------ THE DATA ------
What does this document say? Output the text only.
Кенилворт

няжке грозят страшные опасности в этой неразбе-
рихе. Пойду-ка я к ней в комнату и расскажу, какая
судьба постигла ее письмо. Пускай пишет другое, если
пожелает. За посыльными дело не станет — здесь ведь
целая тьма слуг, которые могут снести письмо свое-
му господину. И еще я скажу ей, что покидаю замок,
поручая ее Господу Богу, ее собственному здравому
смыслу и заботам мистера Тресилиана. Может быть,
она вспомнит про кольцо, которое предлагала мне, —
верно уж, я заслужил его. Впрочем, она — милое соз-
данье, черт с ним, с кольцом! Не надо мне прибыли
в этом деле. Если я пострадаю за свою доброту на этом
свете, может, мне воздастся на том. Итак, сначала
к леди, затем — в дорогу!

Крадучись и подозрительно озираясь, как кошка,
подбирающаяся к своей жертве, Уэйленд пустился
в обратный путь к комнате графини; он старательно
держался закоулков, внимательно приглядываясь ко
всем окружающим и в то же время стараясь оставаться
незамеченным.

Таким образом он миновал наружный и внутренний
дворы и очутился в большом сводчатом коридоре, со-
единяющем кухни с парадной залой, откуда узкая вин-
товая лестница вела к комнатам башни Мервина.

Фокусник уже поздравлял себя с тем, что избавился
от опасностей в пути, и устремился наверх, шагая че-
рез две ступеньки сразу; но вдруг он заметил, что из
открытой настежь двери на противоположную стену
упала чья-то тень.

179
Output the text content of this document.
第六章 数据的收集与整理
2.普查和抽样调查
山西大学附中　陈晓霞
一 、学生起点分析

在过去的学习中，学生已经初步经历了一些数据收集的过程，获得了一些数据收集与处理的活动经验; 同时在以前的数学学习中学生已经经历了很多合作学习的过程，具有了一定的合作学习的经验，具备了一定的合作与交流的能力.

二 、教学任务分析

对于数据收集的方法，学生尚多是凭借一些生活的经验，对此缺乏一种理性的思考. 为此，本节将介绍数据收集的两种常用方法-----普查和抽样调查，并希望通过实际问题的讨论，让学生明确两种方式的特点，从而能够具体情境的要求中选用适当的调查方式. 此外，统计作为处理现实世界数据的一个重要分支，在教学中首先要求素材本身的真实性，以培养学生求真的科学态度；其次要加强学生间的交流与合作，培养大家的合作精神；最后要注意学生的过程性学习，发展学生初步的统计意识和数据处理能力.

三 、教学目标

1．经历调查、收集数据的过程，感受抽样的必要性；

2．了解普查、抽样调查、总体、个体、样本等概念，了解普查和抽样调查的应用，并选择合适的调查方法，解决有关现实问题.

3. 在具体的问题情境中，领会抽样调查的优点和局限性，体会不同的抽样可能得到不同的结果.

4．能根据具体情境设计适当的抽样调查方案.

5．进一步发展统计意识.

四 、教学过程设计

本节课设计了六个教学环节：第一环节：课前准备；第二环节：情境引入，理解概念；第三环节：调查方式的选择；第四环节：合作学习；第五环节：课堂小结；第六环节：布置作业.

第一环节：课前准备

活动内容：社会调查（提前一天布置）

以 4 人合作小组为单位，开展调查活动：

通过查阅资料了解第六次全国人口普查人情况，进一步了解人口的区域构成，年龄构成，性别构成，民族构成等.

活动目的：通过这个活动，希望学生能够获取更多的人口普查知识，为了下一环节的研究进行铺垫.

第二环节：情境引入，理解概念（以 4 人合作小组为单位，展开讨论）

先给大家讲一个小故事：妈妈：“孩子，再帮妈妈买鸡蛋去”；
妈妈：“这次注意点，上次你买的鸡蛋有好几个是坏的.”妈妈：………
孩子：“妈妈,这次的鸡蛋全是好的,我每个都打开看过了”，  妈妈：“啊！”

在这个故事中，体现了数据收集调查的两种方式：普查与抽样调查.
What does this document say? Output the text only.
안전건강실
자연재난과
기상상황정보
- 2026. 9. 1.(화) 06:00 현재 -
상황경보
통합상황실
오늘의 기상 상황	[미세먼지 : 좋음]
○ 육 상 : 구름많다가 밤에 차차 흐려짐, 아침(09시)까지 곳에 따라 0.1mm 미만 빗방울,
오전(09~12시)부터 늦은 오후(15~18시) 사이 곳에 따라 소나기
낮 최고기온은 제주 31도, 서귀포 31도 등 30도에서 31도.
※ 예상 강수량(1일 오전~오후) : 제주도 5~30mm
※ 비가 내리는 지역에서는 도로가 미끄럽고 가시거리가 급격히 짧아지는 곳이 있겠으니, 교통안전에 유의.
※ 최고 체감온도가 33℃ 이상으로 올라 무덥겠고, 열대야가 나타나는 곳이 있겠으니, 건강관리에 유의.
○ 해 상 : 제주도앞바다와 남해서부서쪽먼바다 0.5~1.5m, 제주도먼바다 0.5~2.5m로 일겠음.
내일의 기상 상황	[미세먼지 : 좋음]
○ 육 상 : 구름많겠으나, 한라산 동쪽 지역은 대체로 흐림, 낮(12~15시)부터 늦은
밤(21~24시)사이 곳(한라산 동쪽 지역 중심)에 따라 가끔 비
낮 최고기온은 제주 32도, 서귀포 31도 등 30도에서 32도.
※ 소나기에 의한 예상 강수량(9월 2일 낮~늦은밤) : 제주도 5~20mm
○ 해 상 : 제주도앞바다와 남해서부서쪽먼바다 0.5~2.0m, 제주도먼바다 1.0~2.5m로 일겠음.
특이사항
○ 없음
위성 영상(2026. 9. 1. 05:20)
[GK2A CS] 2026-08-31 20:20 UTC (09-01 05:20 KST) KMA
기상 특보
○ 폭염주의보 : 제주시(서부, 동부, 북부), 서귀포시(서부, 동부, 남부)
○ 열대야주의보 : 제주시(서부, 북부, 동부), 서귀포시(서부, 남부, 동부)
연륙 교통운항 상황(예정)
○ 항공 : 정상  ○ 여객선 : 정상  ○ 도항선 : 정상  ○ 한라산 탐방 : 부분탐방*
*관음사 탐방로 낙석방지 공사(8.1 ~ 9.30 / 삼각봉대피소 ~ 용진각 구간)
------
(DIRECTION)
From the records above, extract everything verbatim.

(OUTPUT OF THE EXERCISE)
What does this document say? Output the text only.
Кенилворт

няжке грозят страшные опасности в этой неразбе-
рихе. Пойду-ка я к ней в комнату и расскажу, какая
судьба постигла ее письмо. Пускай пишет другое, если
пожелает. За посыльными дело не станет — здесь ведь
целая тьма слуг, которые могут снести письмо свое-
му господину. И еще я скажу ей, что покидаю замок,
поручая ее Господу Богу, ее собственному здравому
смыслу и заботам мистера Тресилиана. Может быть,
она вспомнит про кольцо, которое предлагала мне, —
верно уж, я заслужил его. Впрочем, она — милое соз-
данье, черт с ним, с кольцом! Не надо мне прибыли
в этом деле. Если я пострадаю за свою доброту на этом
свете, может, мне воздастся на том. Итак, сначала
к леди, затем — в дорогу!

Крадучись и подозрительно озираясь, как кошка,
подбирающаяся к своей жертве, Уэйленд пустился
в обратный путь к комнате графини; он старательно
держался закоулков, внимательно приглядываясь ко
всем окружающим и в то же время стараясь оставаться
незамеченным.

Таким образом он миновал наружный и внутренний
дворы и очутился в большом сводчатом коридоре, со-
единяющем кухни с парадной залой, откуда узкая вин-
товая лестница вела к комнатам башни Мервина.

Фокусник уже поздравлял себя с тем, что избавился
от опасностей в пути, и устремился наверх, шагая че-
рез две ступеньки сразу; но вдруг он заметил, что из
открытой настежь двери на противоположную стену
упала чья-то тень.

179
Output the text content of this document.
第六章 数据的收集与整理
2.普查和抽样调查
山西大学附中　陈晓霞
一 、学生起点分析

在过去的学习中，学生已经初步经历了一些数据收集的过程，获得了一些数据收集与处理的活动经验; 同时在以前的数学学习中学生已经经历了很多合作学习的过程，具有了一定的合作学习的经验，具备了一定的合作与交流的能力.

二 、教学任务分析

对于数据收集的方法，学生尚多是凭借一些生活的经验，对此缺乏一种理性的思考. 为此，本节将介绍数据收集的两种常用方法-----普查和抽样调查，并希望通过实际问题的讨论，让学生明确两种方式的特点，从而能够具体情境的要求中选用适当的调查方式. 此外，统计作为处理现实世界数据的一个重要分支，在教学中首先要求素材本身的真实性，以培养学生求真的科学态度；其次要加强学生间的交流与合作，培养大家的合作精神；最后要注意学生的过程性学习，发展学生初步的统计意识和数据处理能力.

三 、教学目标

1．经历调查、收集数据的过程，感受抽样的必要性；

2．了解普查、抽样调查、总体、个体、样本等概念，了解普查和抽样调查的应用，并选择合适的调查方法，解决有关现实问题.

3. 在具体的问题情境中，领会抽样调查的优点和局限性，体会不同的抽样可能得到不同的结果.

4．能根据具体情境设计适当的抽样调查方案.

5．进一步发展统计意识.

四 、教学过程设计

本节课设计了六个教学环节：第一环节：课前准备；第二环节：情境引入，理解概念；第三环节：调查方式的选择；第四环节：合作学习；第五环节：课堂小结；第六环节：布置作业.

第一环节：课前准备

活动内容：社会调查（提前一天布置）

以 4 人合作小组为单位，开展调查活动：

通过查阅资料了解第六次全国人口普查人情况，进一步了解人口的区域构成，年龄构成，性别构成，民族构成等.

活动目的：通过这个活动，希望学生能够获取更多的人口普查知识，为了下一环节的研究进行铺垫.

第二环节：情境引入，理解概念（以 4 人合作小组为单位，展开讨论）

先给大家讲一个小故事：妈妈：“孩子，再帮妈妈买鸡蛋去”；
妈妈：“这次注意点，上次你买的鸡蛋有好几个是坏的.”妈妈：………
孩子：“妈妈,这次的鸡蛋全是好的,我每个都打开看过了”，  妈妈：“啊！”

在这个故事中，体现了数据收集调查的两种方式：普查与抽样调查.
What does this document say? Output the text only.
안전건강실
자연재난과
기상상황정보
- 2026. 9. 1.(화) 06:00 현재 -
상황경보
통합상황실
오늘의 기상 상황	[미세먼지 : 좋음]
○ 육 상 : 구름많다가 밤에 차차 흐려짐, 아침(09시)까지 곳에 따라 0.1mm 미만 빗방울,
오전(09~12시)부터 늦은 오후(15~18시) 사이 곳에 따라 소나기
낮 최고기온은 제주 31도, 서귀포 31도 등 30도에서 31도.
※ 예상 강수량(1일 오전~오후) : 제주도 5~30mm
※ 비가 내리는 지역에서는 도로가 미끄럽고 가시거리가 급격히 짧아지는 곳이 있겠으니, 교통안전에 유의.
※ 최고 체감온도가 33℃ 이상으로 올라 무덥겠고, 열대야가 나타나는 곳이 있겠으니, 건강관리에 유의.
○ 해 상 : 제주도앞바다와 남해서부서쪽먼바다 0.5~1.5m, 제주도먼바다 0.5~2.5m로 일겠음.
내일의 기상 상황	[미세먼지 : 좋음]
○ 육 상 : 구름많겠으나, 한라산 동쪽 지역은 대체로 흐림, 낮(12~15시)부터 늦은
밤(21~24시)사이 곳(한라산 동쪽 지역 중심)에 따라 가끔 비
낮 최고기온은 제주 32도, 서귀포 31도 등 30도에서 32도.
※ 소나기에 의한 예상 강수량(9월 2일 낮~늦은밤) : 제주도 5~20mm
○ 해 상 : 제주도앞바다와 남해서부서쪽먼바다 0.5~2.0m, 제주도먼바다 1.0~2.5m로 일겠음.
특이사항
○ 없음
위성 영상(2026. 9. 1. 05:20)
[GK2A CS] 2026-08-31 20:20 UTC (09-01 05:20 KST) KMA
기상 특보
○ 폭염주의보 : 제주시(서부, 동부, 북부), 서귀포시(서부, 동부, 남부)
○ 열대야주의보 : 제주시(서부, 북부, 동부), 서귀포시(서부, 남부, 동부)
연륙 교통운항 상황(예정)
○ 항공 : 정상  ○ 여객선 : 정상  ○ 도항선 : 정상  ○ 한라산 탐방 : 부분탐방*
*관음사 탐방로 낙석방지 공사(8.1 ~ 9.30 / 삼각봉대피소 ~ 용진각 구간)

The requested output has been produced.